→ **WHAT YOU NEED TO DO**: Which lines hold the word "document"? Copy each one.

Dataset records
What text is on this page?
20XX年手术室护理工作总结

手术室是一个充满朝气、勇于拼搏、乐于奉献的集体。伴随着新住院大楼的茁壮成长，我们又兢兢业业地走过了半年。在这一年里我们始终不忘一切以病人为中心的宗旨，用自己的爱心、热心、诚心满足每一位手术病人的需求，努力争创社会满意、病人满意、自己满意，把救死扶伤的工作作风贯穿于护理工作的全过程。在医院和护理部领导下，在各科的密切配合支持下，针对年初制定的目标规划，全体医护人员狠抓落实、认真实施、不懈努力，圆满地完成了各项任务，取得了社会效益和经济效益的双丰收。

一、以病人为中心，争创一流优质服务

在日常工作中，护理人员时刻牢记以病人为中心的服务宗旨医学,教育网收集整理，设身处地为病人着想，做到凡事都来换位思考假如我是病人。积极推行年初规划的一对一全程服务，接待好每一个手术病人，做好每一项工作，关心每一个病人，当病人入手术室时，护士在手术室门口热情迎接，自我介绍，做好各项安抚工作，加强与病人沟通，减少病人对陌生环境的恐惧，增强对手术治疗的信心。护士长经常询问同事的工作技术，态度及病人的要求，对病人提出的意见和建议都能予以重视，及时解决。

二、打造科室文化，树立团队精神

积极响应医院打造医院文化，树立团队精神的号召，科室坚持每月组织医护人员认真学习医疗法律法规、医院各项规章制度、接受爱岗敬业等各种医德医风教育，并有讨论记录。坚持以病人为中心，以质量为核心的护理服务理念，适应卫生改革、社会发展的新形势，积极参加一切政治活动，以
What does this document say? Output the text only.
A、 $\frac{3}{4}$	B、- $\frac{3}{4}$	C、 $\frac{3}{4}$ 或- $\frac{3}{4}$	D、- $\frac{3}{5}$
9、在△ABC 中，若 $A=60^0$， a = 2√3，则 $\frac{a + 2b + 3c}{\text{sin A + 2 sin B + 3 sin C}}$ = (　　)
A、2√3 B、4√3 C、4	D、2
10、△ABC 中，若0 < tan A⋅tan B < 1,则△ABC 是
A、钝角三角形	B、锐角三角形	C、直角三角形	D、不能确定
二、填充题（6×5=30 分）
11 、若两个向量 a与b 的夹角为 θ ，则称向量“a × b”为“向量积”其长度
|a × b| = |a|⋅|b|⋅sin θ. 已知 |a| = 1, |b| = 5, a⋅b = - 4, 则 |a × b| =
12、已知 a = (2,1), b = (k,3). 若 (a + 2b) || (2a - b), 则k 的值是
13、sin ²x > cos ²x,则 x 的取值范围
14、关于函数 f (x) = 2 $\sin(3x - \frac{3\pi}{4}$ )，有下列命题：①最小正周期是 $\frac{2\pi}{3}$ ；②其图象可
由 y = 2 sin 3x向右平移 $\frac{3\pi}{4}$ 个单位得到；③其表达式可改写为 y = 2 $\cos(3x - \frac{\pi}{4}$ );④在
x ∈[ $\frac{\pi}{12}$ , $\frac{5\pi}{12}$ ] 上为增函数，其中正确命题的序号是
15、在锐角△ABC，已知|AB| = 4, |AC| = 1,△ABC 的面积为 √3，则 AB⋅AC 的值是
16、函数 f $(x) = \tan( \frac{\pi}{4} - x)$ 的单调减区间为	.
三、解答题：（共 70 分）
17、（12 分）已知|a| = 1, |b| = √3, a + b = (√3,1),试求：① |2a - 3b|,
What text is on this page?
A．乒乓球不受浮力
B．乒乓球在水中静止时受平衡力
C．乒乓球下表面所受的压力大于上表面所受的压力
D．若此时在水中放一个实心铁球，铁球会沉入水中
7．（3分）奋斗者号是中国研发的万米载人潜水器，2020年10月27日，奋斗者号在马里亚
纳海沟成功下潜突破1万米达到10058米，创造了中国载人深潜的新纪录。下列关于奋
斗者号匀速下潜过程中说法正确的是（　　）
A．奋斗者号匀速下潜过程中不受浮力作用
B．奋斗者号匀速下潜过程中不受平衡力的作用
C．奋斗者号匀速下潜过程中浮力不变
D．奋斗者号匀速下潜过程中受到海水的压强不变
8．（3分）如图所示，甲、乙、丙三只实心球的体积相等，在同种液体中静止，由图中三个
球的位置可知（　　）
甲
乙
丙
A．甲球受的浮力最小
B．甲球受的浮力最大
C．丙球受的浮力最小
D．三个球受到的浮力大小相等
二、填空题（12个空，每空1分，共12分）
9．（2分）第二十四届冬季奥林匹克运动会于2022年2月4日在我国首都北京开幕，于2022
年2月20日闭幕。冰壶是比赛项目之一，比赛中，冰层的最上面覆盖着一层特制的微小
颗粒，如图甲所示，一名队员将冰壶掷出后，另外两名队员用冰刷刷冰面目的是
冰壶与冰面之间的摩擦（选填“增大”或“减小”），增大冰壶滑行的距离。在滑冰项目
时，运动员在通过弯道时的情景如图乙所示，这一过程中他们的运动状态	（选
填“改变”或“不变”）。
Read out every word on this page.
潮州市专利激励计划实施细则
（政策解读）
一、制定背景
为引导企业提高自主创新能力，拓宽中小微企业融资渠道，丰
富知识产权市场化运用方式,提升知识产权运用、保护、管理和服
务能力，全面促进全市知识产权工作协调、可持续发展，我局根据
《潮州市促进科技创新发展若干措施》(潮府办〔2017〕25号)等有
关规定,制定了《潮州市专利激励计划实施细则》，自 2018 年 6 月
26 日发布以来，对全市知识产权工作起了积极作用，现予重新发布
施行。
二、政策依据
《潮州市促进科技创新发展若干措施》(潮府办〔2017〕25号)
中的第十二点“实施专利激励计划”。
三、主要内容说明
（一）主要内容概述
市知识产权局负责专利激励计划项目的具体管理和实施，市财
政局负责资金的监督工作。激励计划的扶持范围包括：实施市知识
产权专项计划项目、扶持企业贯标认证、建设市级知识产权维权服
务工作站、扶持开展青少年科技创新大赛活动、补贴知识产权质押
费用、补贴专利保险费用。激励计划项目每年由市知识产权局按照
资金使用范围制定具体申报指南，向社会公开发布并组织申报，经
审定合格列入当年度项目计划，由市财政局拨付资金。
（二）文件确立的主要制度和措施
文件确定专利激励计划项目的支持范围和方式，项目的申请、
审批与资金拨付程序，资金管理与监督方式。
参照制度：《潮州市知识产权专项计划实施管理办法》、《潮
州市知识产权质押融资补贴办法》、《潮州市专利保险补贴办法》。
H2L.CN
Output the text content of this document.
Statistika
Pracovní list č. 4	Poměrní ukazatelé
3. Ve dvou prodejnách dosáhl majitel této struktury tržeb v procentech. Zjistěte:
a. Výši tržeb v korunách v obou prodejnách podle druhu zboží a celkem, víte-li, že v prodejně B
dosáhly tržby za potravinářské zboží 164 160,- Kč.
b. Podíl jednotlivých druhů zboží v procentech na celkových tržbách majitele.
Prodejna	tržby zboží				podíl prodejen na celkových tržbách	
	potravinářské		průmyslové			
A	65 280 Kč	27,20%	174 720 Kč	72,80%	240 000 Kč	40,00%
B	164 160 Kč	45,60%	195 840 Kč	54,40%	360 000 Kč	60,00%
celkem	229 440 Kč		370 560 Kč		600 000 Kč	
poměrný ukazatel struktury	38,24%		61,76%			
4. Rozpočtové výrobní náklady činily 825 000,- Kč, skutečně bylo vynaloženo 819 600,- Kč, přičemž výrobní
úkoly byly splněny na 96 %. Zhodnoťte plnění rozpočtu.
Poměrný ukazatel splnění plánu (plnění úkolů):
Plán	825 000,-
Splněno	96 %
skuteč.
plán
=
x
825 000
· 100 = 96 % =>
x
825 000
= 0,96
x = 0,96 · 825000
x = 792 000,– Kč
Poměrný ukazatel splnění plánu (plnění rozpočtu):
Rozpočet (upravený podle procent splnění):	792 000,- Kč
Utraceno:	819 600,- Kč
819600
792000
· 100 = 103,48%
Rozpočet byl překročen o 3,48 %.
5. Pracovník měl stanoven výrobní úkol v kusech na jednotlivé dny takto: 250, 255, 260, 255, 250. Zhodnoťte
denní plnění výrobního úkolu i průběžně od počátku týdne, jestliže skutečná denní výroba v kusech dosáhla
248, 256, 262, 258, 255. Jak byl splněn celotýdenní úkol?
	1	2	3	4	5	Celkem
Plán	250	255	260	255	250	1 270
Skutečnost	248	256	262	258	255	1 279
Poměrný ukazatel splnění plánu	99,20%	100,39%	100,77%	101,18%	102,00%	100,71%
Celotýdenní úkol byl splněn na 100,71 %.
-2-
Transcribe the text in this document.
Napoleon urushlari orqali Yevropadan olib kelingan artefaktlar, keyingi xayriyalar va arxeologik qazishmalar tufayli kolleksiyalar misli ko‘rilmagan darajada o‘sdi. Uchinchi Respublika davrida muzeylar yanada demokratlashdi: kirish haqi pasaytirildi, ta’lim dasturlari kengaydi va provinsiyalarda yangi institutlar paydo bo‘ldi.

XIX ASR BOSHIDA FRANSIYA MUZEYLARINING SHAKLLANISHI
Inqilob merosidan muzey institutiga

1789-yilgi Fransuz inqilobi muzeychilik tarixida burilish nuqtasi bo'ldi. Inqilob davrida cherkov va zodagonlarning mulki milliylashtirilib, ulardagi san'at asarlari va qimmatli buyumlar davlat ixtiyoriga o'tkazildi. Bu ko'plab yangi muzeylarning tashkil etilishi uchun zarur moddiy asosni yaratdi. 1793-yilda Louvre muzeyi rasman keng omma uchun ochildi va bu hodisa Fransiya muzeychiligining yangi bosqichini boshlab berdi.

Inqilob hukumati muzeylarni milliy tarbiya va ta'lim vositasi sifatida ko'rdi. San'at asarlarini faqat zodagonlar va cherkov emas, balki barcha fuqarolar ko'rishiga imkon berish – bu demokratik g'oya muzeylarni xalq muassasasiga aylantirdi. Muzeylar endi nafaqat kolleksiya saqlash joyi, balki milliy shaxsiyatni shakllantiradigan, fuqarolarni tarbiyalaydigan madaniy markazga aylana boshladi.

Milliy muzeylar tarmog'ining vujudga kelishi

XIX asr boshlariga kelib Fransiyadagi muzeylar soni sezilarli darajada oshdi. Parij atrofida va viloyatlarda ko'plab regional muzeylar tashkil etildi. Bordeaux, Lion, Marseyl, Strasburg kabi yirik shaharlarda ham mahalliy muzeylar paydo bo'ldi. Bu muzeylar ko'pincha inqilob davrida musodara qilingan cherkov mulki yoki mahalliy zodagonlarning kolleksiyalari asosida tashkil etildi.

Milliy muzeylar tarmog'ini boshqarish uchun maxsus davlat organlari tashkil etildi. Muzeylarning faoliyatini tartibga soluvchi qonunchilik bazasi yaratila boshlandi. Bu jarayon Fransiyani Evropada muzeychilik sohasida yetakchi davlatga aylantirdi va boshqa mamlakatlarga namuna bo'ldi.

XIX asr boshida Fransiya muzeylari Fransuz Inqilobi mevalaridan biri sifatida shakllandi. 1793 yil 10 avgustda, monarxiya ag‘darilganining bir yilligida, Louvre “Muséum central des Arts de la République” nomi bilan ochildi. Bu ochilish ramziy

→ **SOLUTION TO THE PROBLEM**:
What does this document say? Output the text only.
Output the text content of this document.
Transcribe the text in this document.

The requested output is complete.